■ SHORT TASK
Reproduce the data below word for word, starting at its first line and ending with the line containing "table-header-row: 구분 교육명". Include both of those lines.

--- Begin INFORMATION GIVEN ---

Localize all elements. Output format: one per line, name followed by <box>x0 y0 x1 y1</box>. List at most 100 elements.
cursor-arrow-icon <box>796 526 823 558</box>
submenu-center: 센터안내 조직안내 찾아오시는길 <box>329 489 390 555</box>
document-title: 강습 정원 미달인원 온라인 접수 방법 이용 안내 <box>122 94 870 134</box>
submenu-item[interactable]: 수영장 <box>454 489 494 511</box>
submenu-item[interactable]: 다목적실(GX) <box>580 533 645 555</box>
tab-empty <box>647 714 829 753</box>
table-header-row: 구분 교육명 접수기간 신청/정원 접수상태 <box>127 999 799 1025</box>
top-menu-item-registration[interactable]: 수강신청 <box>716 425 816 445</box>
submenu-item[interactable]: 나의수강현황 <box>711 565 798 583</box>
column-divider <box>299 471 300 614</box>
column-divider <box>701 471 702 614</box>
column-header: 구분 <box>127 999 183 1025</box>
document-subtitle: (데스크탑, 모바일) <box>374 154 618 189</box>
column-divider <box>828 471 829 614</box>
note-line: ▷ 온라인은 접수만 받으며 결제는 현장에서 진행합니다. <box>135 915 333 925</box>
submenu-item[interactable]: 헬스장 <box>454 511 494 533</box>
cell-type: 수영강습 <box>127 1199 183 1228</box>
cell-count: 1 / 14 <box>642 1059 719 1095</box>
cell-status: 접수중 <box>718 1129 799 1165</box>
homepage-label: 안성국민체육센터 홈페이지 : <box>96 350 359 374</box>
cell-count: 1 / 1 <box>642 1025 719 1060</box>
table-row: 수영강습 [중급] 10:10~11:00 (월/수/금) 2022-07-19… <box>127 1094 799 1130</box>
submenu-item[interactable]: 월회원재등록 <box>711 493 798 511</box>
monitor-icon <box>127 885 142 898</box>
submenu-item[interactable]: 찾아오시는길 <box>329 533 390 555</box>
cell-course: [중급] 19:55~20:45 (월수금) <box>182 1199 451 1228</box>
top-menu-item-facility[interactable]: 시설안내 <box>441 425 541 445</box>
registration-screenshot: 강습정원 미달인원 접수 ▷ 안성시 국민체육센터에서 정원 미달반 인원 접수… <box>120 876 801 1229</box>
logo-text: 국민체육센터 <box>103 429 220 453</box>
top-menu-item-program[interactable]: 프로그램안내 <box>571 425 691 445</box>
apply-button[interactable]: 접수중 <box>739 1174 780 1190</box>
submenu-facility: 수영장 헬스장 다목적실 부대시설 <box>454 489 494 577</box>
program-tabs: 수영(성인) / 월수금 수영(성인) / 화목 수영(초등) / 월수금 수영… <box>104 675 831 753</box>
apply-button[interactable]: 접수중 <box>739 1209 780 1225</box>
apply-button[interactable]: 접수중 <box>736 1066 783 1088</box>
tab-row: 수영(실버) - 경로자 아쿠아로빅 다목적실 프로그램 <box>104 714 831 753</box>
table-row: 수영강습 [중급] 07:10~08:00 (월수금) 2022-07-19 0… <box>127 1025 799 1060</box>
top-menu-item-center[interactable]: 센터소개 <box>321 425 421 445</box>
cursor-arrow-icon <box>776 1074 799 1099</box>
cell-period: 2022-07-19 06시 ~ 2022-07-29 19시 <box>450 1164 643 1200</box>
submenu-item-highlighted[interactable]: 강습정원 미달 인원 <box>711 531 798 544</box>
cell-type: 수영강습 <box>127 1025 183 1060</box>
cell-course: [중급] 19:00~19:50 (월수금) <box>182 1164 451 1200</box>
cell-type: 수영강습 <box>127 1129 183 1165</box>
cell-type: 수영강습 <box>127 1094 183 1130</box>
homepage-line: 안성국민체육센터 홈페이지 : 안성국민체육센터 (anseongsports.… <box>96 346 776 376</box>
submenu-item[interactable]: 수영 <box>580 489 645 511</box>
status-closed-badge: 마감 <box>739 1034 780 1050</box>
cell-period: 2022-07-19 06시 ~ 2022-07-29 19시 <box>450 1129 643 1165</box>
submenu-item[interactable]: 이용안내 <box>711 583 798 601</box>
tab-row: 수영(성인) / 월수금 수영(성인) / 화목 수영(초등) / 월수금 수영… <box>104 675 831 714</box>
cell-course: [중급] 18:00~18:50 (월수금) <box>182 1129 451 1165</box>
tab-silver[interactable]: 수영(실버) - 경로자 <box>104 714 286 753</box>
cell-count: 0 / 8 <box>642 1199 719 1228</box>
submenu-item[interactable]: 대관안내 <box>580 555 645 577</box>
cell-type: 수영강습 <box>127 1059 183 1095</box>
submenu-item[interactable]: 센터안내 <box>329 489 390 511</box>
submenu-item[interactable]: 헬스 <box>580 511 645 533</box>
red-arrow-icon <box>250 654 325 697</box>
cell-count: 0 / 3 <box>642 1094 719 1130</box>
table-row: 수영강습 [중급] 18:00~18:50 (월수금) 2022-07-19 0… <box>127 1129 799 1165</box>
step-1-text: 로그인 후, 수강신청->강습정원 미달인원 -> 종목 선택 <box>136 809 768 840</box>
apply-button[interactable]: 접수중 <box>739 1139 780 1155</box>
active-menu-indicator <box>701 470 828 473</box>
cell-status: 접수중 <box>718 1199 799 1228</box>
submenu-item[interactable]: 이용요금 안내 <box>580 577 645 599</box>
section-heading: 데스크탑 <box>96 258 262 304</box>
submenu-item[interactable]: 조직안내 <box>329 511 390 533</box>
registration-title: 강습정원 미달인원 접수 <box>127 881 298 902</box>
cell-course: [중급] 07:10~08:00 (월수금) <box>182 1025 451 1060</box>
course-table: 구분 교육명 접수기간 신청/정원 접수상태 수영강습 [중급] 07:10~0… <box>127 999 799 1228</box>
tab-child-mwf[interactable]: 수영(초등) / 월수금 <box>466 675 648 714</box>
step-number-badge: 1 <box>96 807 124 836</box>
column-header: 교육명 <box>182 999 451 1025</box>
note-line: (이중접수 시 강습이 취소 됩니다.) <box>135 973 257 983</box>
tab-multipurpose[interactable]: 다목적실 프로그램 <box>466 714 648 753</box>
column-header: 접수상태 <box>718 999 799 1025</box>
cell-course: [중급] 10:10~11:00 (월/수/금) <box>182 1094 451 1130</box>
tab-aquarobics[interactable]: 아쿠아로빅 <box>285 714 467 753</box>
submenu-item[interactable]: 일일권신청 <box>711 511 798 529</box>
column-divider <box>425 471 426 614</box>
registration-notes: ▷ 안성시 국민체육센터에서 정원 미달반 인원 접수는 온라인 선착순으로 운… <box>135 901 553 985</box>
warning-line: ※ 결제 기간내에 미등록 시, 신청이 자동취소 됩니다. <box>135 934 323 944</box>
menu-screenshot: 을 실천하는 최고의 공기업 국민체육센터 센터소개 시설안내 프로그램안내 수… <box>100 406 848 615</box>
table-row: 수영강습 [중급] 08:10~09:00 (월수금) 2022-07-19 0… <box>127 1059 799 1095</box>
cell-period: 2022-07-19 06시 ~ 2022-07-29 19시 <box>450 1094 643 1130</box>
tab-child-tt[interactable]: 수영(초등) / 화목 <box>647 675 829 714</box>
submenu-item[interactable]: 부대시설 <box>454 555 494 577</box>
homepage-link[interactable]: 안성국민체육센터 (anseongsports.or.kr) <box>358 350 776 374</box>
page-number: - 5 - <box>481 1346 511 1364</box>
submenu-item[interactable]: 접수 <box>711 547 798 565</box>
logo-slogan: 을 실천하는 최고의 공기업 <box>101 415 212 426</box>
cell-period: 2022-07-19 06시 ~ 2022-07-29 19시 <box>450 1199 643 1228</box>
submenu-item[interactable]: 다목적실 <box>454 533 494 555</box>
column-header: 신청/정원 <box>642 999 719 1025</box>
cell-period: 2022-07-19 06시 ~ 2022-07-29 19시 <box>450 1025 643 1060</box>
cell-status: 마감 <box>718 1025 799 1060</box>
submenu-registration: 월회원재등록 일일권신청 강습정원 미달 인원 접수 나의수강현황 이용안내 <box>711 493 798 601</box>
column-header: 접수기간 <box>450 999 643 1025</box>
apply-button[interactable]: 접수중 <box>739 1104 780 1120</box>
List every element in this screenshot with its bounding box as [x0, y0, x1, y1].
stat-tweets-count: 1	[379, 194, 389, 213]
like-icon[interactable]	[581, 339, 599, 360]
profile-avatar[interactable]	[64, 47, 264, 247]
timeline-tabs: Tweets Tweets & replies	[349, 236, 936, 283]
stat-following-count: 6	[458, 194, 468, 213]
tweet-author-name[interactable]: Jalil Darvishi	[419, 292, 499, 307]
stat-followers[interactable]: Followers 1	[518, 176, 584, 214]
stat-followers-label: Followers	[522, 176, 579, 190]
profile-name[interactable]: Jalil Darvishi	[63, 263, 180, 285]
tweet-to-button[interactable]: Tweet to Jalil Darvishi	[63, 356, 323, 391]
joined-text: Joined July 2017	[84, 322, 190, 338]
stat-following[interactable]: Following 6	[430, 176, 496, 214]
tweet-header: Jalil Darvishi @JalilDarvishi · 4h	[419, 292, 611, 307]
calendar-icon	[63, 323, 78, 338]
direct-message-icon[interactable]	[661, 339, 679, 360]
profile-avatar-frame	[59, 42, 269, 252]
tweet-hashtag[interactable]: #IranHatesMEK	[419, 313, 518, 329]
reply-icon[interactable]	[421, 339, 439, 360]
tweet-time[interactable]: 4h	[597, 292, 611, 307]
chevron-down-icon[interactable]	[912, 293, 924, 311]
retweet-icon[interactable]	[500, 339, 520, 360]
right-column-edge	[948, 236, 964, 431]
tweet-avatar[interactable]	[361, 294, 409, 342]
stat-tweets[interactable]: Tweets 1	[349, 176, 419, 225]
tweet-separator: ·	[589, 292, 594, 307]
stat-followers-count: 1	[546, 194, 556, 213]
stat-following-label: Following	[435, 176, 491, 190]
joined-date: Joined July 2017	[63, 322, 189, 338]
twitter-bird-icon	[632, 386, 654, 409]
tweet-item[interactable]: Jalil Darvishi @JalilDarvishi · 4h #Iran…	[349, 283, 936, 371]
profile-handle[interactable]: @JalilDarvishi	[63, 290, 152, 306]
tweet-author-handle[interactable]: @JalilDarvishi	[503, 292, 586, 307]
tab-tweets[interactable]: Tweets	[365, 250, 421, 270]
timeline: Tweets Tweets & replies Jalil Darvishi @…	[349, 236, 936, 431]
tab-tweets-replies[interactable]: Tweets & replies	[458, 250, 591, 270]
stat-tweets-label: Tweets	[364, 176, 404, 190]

--- End INFORMATION GIVEN ---

■ RESULT FOR THIS EXERCISE
Localize all elements. Output format: one per line, name followed by <box>x0 y0 x1 y1</box>. List at most 100 elements.
cursor-arrow-icon <box>796 526 823 558</box>
submenu-center: 센터안내 조직안내 찾아오시는길 <box>329 489 390 555</box>
document-title: 강습 정원 미달인원 온라인 접수 방법 이용 안내 <box>122 94 870 134</box>
submenu-item[interactable]: 수영장 <box>454 489 494 511</box>
submenu-item[interactable]: 다목적실(GX) <box>580 533 645 555</box>
tab-empty <box>647 714 829 753</box>
table-header-row: 구분 교육명 접수기간 신청/정원 접수상태 <box>127 999 799 1025</box>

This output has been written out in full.